• Exercise details: Leave out the pictures and reproduce all of the data exactly.

• Items:

:::

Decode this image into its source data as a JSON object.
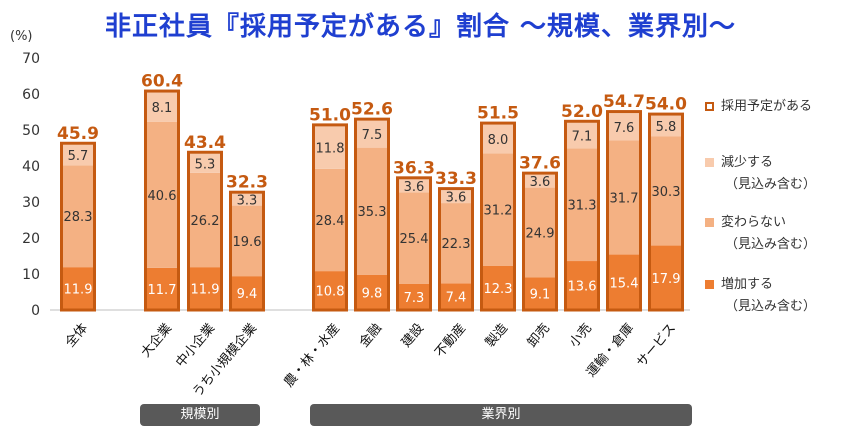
{
  "title": "非正社員『採用予定がある』割合 ～規模、業界別～",
  "colors": {
    "increase": "#ed7d31",
    "nochange": "#f4b183",
    "decrease": "#f8cbad",
    "label": "#c55a11",
    "outline": "#c55a11"
  },
  "legend": {
    "total": {
      "label": "採用予定がある"
    },
    "decrease": {
      "label": "減少する",
      "sub": "（見込み含む）"
    },
    "nochange": {
      "label": "変わらない",
      "sub": "（見込み含む）"
    },
    "increase": {
      "label": "増加する",
      "sub": "（見込み含む）"
    }
  },
  "groups": [
    {
      "label": "規模別"
    },
    {
      "label": "業界別"
    }
  ],
  "chart_data": {
    "type": "bar",
    "stacked": true,
    "ylabel": "(%)",
    "ylim": [
      0,
      70
    ],
    "yticks": [
      0,
      10,
      20,
      30,
      40,
      50,
      60,
      70
    ],
    "grid": false,
    "legend_position": "right",
    "categories": [
      "全体",
      "大企業",
      "中小企業",
      "うち小規模企業",
      "農・林・水産",
      "金融",
      "建設",
      "不動産",
      "製造",
      "卸売",
      "小売",
      "運輸・倉庫",
      "サービス"
    ],
    "series": [
      {
        "name": "増加する（見込み含む）",
        "values": [
          11.9,
          11.7,
          11.9,
          9.4,
          10.8,
          9.8,
          7.3,
          7.4,
          12.3,
          9.1,
          13.6,
          15.4,
          17.9
        ]
      },
      {
        "name": "変わらない（見込み含む）",
        "values": [
          28.3,
          40.6,
          26.2,
          19.6,
          28.4,
          35.3,
          25.4,
          22.3,
          31.2,
          24.9,
          31.3,
          31.7,
          30.3
        ]
      },
      {
        "name": "減少する（見込み含む）",
        "values": [
          5.7,
          8.1,
          5.3,
          3.3,
          11.8,
          7.5,
          3.6,
          3.6,
          8.0,
          3.6,
          7.1,
          7.6,
          5.8
        ]
      }
    ],
    "totals": {
      "name": "採用予定がある",
      "values": [
        45.9,
        60.4,
        43.4,
        32.3,
        51.0,
        52.6,
        36.3,
        33.3,
        51.5,
        37.6,
        52.0,
        54.7,
        54.0
      ]
    }
  }
}
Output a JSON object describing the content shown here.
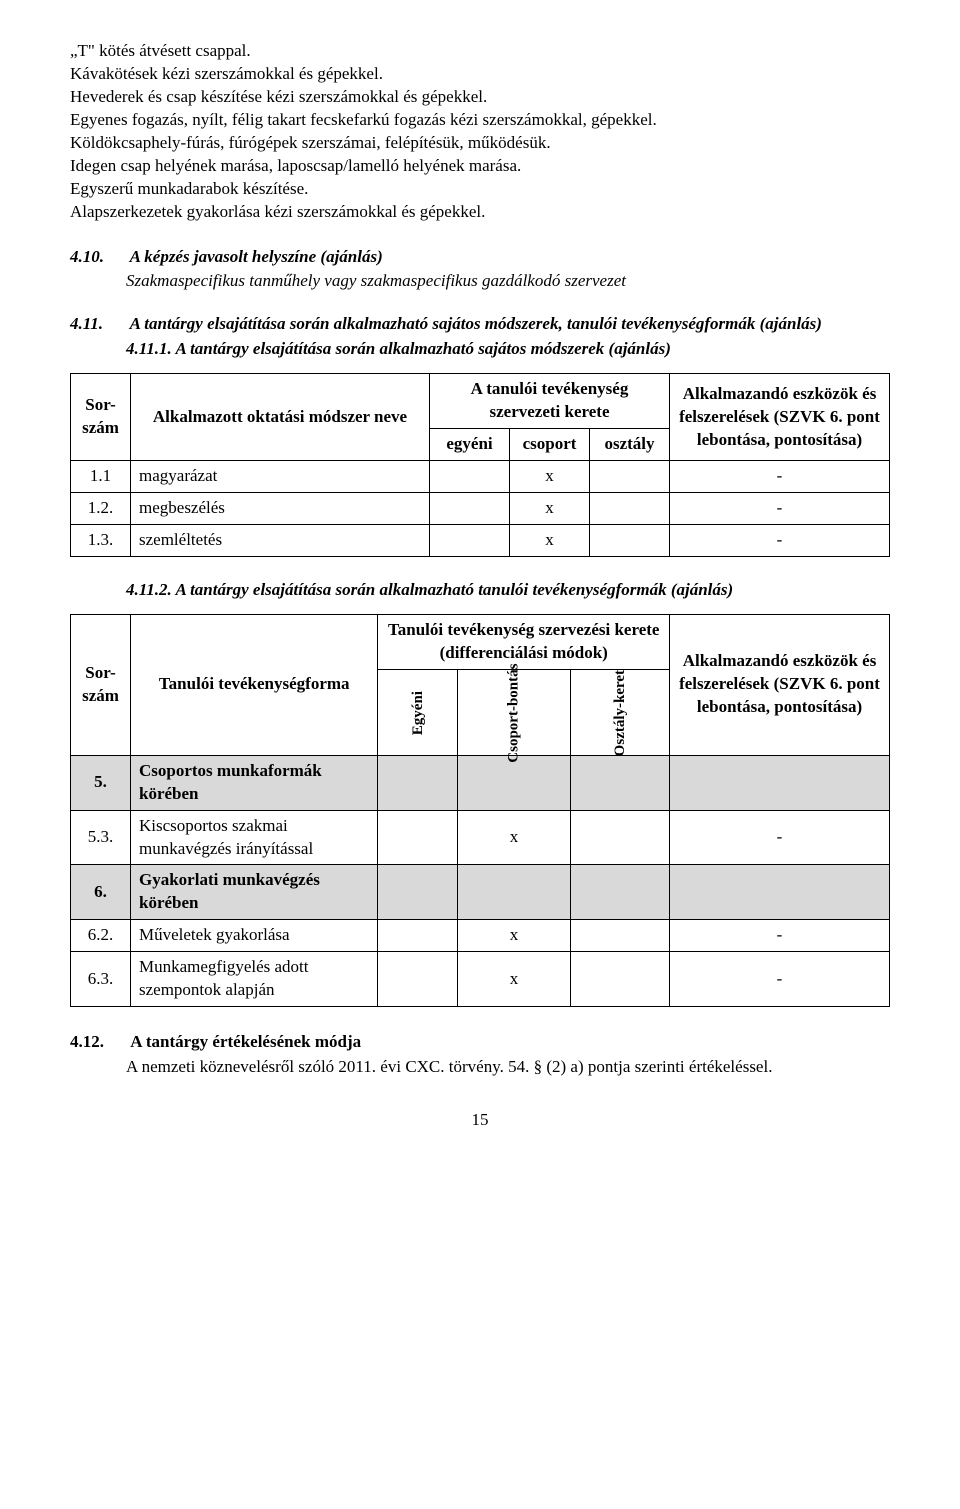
{
  "intro": {
    "p1": "„T\" kötés átvésett csappal.",
    "p2": "Kávakötések kézi szerszámokkal és gépekkel.",
    "p3": "Hevederek és csap készítése kézi szerszámokkal és gépekkel.",
    "p4": "Egyenes fogazás, nyílt, félig takart fecskefarkú fogazás kézi szerszámokkal, gépekkel.",
    "p5": "Köldökcsaphely-fúrás, fúrógépek szerszámai, felépítésük, működésük.",
    "p6": "Idegen csap helyének marása, laposcsap/lamelló helyének marása.",
    "p7": "Egyszerű munkadarabok készítése.",
    "p8": "Alapszerkezetek gyakorlása kézi szerszámokkal és gépekkel."
  },
  "s410": {
    "num": "4.10.",
    "title": "A képzés javasolt helyszíne (ajánlás)",
    "body": "Szakmaspecifikus tanműhely vagy szakmaspecifikus gazdálkodó szervezet"
  },
  "s411": {
    "num": "4.11.",
    "title": "A tantárgy elsajátítása során alkalmazható sajátos módszerek, tanulói tevékenységformák (ajánlás)"
  },
  "s4111": {
    "num": "4.11.1.",
    "title": "A tantárgy elsajátítása során alkalmazható sajátos módszerek (ajánlás)"
  },
  "table1": {
    "headers": {
      "sor": "Sor-szám",
      "method": "Alkalmazott oktatási módszer neve",
      "group_header": "A tanulói tevékenység szervezeti kerete",
      "egyeni": "egyéni",
      "csoport": "csoport",
      "osztaly": "osztály",
      "alk": "Alkalmazandó eszközök és felszerelések (SZVK 6. pont lebontása, pontosítása)"
    },
    "rows": [
      {
        "num": "1.1",
        "name": "magyarázat",
        "egyeni": "",
        "csoport": "x",
        "osztaly": "",
        "alk": "-"
      },
      {
        "num": "1.2.",
        "name": "megbeszélés",
        "egyeni": "",
        "csoport": "x",
        "osztaly": "",
        "alk": "-"
      },
      {
        "num": "1.3.",
        "name": "szemléltetés",
        "egyeni": "",
        "csoport": "x",
        "osztaly": "",
        "alk": "-"
      }
    ]
  },
  "s4112": {
    "num": "4.11.2.",
    "title": "A tantárgy elsajátítása során alkalmazható tanulói tevékenységformák (ajánlás)"
  },
  "table2": {
    "headers": {
      "sor": "Sor-szám",
      "form": "Tanulói tevékenységforma",
      "group_header": "Tanulói tevékenység szervezési kerete (differenciálási módok)",
      "egyeni": "Egyéni",
      "csoport": "Csoport-bontás",
      "osztaly": "Osztály-keret",
      "alk": "Alkalmazandó eszközök és felszerelések (SZVK 6. pont lebontása, pontosítása)"
    },
    "rows": [
      {
        "num": "5.",
        "name": "Csoportos munkaformák körében",
        "egyeni": "",
        "csoport": "",
        "osztaly": "",
        "alk": "",
        "shaded": true,
        "bold": true
      },
      {
        "num": "5.3.",
        "name": "Kiscsoportos szakmai munkavégzés irányítással",
        "egyeni": "",
        "csoport": "x",
        "osztaly": "",
        "alk": "-"
      },
      {
        "num": "6.",
        "name": "Gyakorlati munkavégzés körében",
        "egyeni": "",
        "csoport": "",
        "osztaly": "",
        "alk": "",
        "shaded": true,
        "bold": true
      },
      {
        "num": "6.2.",
        "name": "Műveletek gyakorlása",
        "egyeni": "",
        "csoport": "x",
        "osztaly": "",
        "alk": "-"
      },
      {
        "num": "6.3.",
        "name": "Munkamegfigyelés adott szempontok alapján",
        "egyeni": "",
        "csoport": "x",
        "osztaly": "",
        "alk": "-"
      }
    ]
  },
  "s412": {
    "num": "4.12.",
    "title": "A tantárgy értékelésének módja",
    "body": "A nemzeti köznevelésről szóló 2011. évi CXC. törvény. 54. § (2) a) pontja szerinti értékeléssel."
  },
  "page_number": "15"
}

:::

• Task response:
Decode this image into its source data as a JSON object.
{
  "title": "非正社員『採用予定がある』割合 ～規模、業界別～",
  "colors": {
    "increase": "#ed7d31",
    "nochange": "#f4b183",
    "decrease": "#f8cbad",
    "label": "#c55a11",
    "outline": "#c55a11"
  },
  "legend": {
    "total": {
      "label": "採用予定がある"
    },
    "decrease": {
      "label": "減少する",
      "sub": "（見込み含む）"
    },
    "nochange": {
      "label": "変わらない",
      "sub": "（見込み含む）"
    },
    "increase": {
      "label": "増加する",
      "sub": "（見込み含む）"
    }
  },
  "groups": [
    {
      "label": "規模別"
    },
    {
      "label": "業界別"
    }
  ],
  "chart_data": {
    "type": "bar",
    "stacked": true,
    "ylabel": "(%)",
    "ylim": [
      0,
      70
    ],
    "yticks": [
      0,
      10,
      20,
      30,
      40,
      50,
      60,
      70
    ],
    "grid": false,
    "legend_position": "right",
    "categories": [
      "全体",
      "大企業",
      "中小企業",
      "うち小規模企業",
      "農・林・水産",
      "金融",
      "建設",
      "不動産",
      "製造",
      "卸売",
      "小売",
      "運輸・倉庫",
      "サービス"
    ],
    "series": [
      {
        "name": "増加する（見込み含む）",
        "values": [
          11.9,
          11.7,
          11.9,
          9.4,
          10.8,
          9.8,
          7.3,
          7.4,
          12.3,
          9.1,
          13.6,
          15.4,
          17.9
        ]
      },
      {
        "name": "変わらない（見込み含む）",
        "values": [
          28.3,
          40.6,
          26.2,
          19.6,
          28.4,
          35.3,
          25.4,
          22.3,
          31.2,
          24.9,
          31.3,
          31.7,
          30.3
        ]
      },
      {
        "name": "減少する（見込み含む）",
        "values": [
          5.7,
          8.1,
          5.3,
          3.3,
          11.8,
          7.5,
          3.6,
          3.6,
          8.0,
          3.6,
          7.1,
          7.6,
          5.8
        ]
      }
    ],
    "totals": {
      "name": "採用予定がある",
      "values": [
        45.9,
        60.4,
        43.4,
        32.3,
        51.0,
        52.6,
        36.3,
        33.3,
        51.5,
        37.6,
        52.0,
        54.7,
        54.0
      ]
    }
  }
}
Output a JSON object describing the content shown here.
{
  "intro": {
    "p1": "„T\" kötés átvésett csappal.",
    "p2": "Kávakötések kézi szerszámokkal és gépekkel.",
    "p3": "Hevederek és csap készítése kézi szerszámokkal és gépekkel.",
    "p4": "Egyenes fogazás, nyílt, félig takart fecskefarkú fogazás kézi szerszámokkal, gépekkel.",
    "p5": "Köldökcsaphely-fúrás, fúrógépek szerszámai, felépítésük, működésük.",
    "p6": "Idegen csap helyének marása, laposcsap/lamelló helyének marása.",
    "p7": "Egyszerű munkadarabok készítése.",
    "p8": "Alapszerkezetek gyakorlása kézi szerszámokkal és gépekkel."
  },
  "s410": {
    "num": "4.10.",
    "title": "A képzés javasolt helyszíne (ajánlás)",
    "body": "Szakmaspecifikus tanműhely vagy szakmaspecifikus gazdálkodó szervezet"
  },
  "s411": {
    "num": "4.11.",
    "title": "A tantárgy elsajátítása során alkalmazható sajátos módszerek, tanulói tevékenységformák (ajánlás)"
  },
  "s4111": {
    "num": "4.11.1.",
    "title": "A tantárgy elsajátítása során alkalmazható sajátos módszerek (ajánlás)"
  },
  "table1": {
    "headers": {
      "sor": "Sor-szám",
      "method": "Alkalmazott oktatási módszer neve",
      "group_header": "A tanulói tevékenység szervezeti kerete",
      "egyeni": "egyéni",
      "csoport": "csoport",
      "osztaly": "osztály",
      "alk": "Alkalmazandó eszközök és felszerelések (SZVK 6. pont lebontása, pontosítása)"
    },
    "rows": [
      {
        "num": "1.1",
        "name": "magyarázat",
        "egyeni": "",
        "csoport": "x",
        "osztaly": "",
        "alk": "-"
      },
      {
        "num": "1.2.",
        "name": "megbeszélés",
        "egyeni": "",
        "csoport": "x",
        "osztaly": "",
        "alk": "-"
      },
      {
        "num": "1.3.",
        "name": "szemléltetés",
        "egyeni": "",
        "csoport": "x",
        "osztaly": "",
        "alk": "-"
      }
    ]
  },
  "s4112": {
    "num": "4.11.2.",
    "title": "A tantárgy elsajátítása során alkalmazható tanulói tevékenységformák (ajánlás)"
  },
  "table2": {
    "headers": {
      "sor": "Sor-szám",
      "form": "Tanulói tevékenységforma",
      "group_header": "Tanulói tevékenység szervezési kerete (differenciálási módok)",
      "egyeni": "Egyéni",
      "csoport": "Csoport-bontás",
      "osztaly": "Osztály-keret",
      "alk": "Alkalmazandó eszközök és felszerelések (SZVK 6. pont lebontása, pontosítása)"
    },
    "rows": [
      {
        "num": "5.",
        "name": "Csoportos munkaformák körében",
        "egyeni": "",
        "csoport": "",
        "osztaly": "",
        "alk": "",
        "shaded": true,
        "bold": true
      },
      {
        "num": "5.3.",
        "name": "Kiscsoportos szakmai munkavégzés irányítással",
        "egyeni": "",
        "csoport": "x",
        "osztaly": "",
        "alk": "-"
      },
      {
        "num": "6.",
        "name": "Gyakorlati munkavégzés körében",
        "egyeni": "",
        "csoport": "",
        "osztaly": "",
        "alk": "",
        "shaded": true,
        "bold": true
      },
      {
        "num": "6.2.",
        "name": "Műveletek gyakorlása",
        "egyeni": "",
        "csoport": "x",
        "osztaly": "",
        "alk": "-"
      },
      {
        "num": "6.3.",
        "name": "Munkamegfigyelés adott szempontok alapján",
        "egyeni": "",
        "csoport": "x",
        "osztaly": "",
        "alk": "-"
      }
    ]
  },
  "s412": {
    "num": "4.12.",
    "title": "A tantárgy értékelésének módja",
    "body": "A nemzeti köznevelésről szóló 2011. évi CXC. törvény. 54. § (2) a) pontja szerinti értékeléssel."
  },
  "page_number": "15"
}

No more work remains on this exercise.